State only the number of lines that contain the string "混凝土面天棚".

==============================

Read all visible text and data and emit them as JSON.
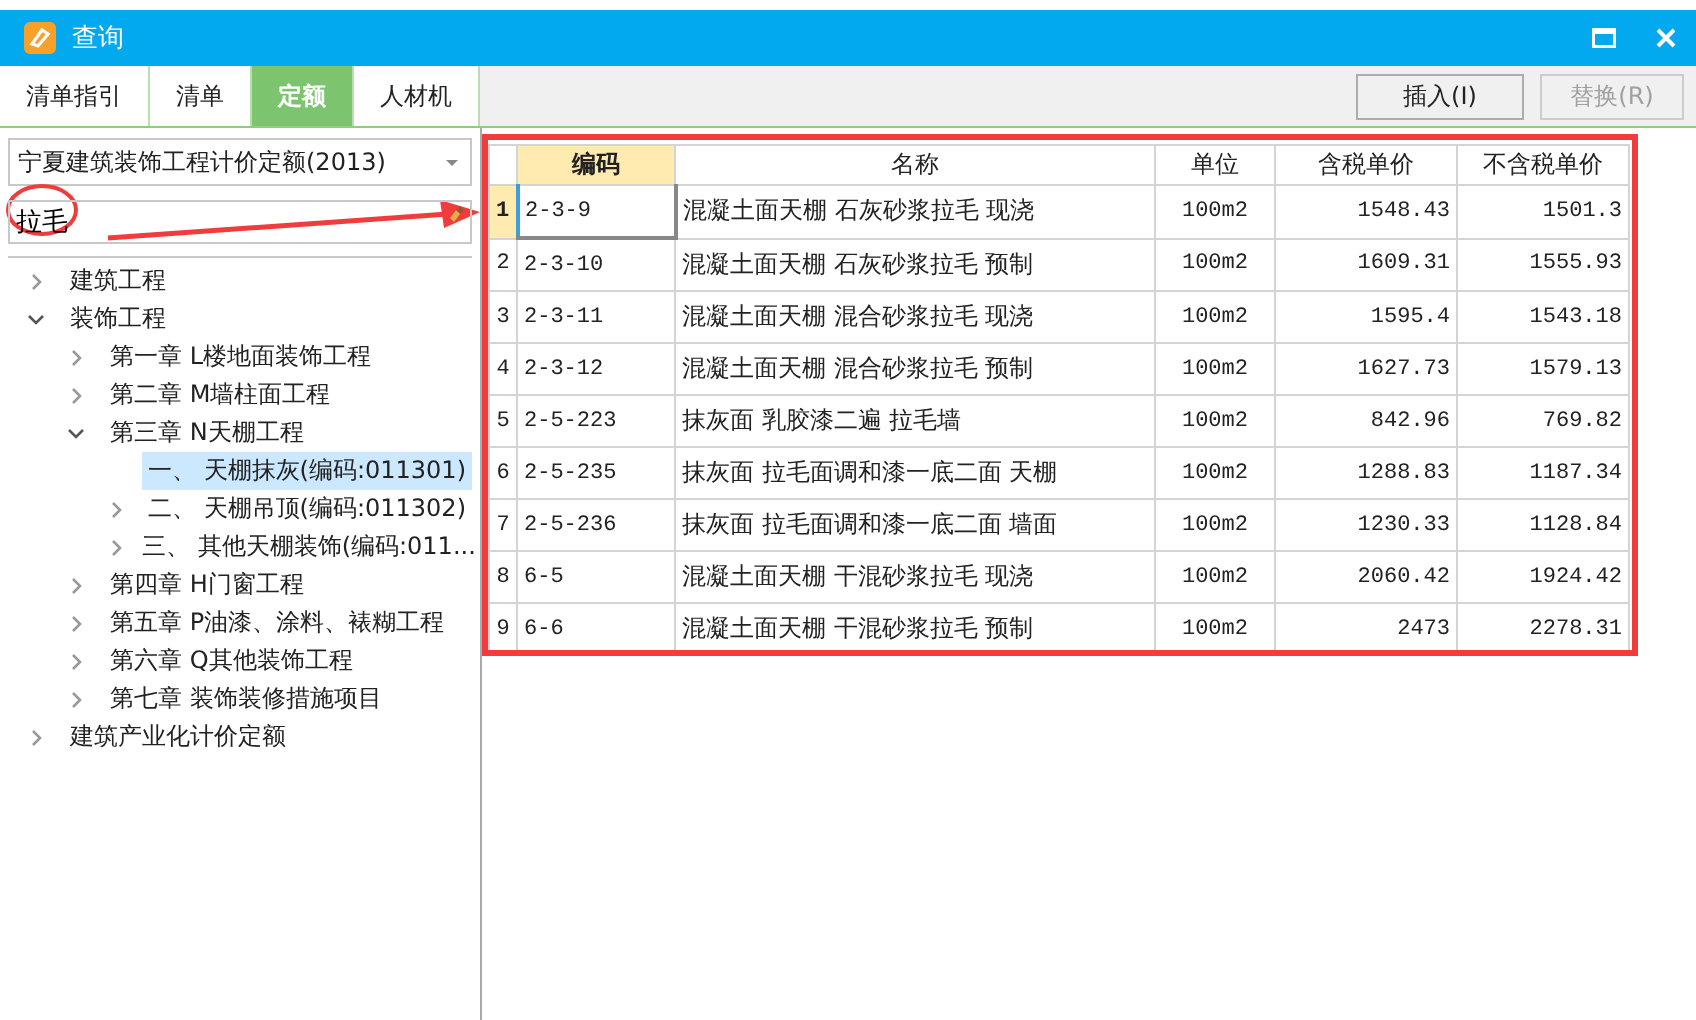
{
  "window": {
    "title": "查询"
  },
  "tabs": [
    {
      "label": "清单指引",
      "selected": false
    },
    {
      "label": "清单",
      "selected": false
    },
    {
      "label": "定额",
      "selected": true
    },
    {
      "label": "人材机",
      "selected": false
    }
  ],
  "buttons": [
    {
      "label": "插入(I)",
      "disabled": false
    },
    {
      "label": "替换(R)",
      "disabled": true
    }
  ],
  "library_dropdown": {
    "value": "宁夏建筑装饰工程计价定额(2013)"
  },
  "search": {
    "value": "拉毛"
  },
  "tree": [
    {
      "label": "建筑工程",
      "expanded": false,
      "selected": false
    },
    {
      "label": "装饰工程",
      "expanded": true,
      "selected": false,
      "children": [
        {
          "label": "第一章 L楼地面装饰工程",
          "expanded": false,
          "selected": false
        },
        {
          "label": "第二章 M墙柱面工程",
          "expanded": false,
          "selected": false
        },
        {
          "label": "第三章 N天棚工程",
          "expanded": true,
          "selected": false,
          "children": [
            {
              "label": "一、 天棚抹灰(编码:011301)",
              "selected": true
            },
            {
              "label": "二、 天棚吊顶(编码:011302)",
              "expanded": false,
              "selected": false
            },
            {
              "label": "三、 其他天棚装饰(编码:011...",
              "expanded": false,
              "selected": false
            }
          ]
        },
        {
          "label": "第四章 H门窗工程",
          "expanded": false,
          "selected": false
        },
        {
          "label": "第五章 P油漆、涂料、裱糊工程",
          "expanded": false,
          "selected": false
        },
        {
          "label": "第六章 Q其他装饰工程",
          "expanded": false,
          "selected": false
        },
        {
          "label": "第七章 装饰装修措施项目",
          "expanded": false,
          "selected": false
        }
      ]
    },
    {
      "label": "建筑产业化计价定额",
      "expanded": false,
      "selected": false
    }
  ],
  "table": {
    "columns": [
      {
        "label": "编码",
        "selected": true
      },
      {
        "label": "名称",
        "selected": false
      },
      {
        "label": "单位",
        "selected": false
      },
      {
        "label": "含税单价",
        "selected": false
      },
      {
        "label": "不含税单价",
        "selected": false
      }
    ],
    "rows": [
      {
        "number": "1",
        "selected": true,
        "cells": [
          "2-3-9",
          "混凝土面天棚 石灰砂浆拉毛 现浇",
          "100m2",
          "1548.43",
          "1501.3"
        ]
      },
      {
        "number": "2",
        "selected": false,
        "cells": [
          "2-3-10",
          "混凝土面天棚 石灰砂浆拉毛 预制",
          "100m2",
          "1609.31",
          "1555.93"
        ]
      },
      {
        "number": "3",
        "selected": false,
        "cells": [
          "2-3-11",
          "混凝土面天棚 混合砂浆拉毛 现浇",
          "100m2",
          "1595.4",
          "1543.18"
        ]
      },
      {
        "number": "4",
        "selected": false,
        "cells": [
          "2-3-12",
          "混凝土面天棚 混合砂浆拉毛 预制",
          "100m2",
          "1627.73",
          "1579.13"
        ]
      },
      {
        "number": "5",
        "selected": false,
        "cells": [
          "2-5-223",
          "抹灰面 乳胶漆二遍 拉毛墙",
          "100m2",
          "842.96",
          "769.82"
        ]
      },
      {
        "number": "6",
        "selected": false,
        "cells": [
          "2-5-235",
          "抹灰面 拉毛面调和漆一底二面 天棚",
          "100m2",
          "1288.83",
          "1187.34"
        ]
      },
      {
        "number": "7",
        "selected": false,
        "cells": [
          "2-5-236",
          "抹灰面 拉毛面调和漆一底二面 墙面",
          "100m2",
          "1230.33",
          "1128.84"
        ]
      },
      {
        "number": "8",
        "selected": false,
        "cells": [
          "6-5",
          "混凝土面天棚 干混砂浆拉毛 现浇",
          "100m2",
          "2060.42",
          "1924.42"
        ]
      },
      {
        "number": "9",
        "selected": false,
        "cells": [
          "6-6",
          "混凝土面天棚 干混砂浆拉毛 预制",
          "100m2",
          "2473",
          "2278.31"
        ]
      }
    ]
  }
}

==============================

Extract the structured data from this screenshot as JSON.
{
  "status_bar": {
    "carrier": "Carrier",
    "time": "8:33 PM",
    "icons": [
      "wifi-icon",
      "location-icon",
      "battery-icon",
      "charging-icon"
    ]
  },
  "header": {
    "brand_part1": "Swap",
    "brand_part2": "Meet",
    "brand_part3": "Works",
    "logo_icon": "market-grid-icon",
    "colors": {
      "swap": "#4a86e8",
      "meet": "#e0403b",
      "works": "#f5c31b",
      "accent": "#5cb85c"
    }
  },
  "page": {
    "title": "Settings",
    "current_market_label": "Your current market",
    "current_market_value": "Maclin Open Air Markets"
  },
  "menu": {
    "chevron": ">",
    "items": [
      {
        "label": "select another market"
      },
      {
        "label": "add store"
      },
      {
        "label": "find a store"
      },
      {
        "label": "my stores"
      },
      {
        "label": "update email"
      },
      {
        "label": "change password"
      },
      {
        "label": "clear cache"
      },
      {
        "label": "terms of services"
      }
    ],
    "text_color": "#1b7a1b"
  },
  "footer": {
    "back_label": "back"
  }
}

==============================

_Finished exercise_. 6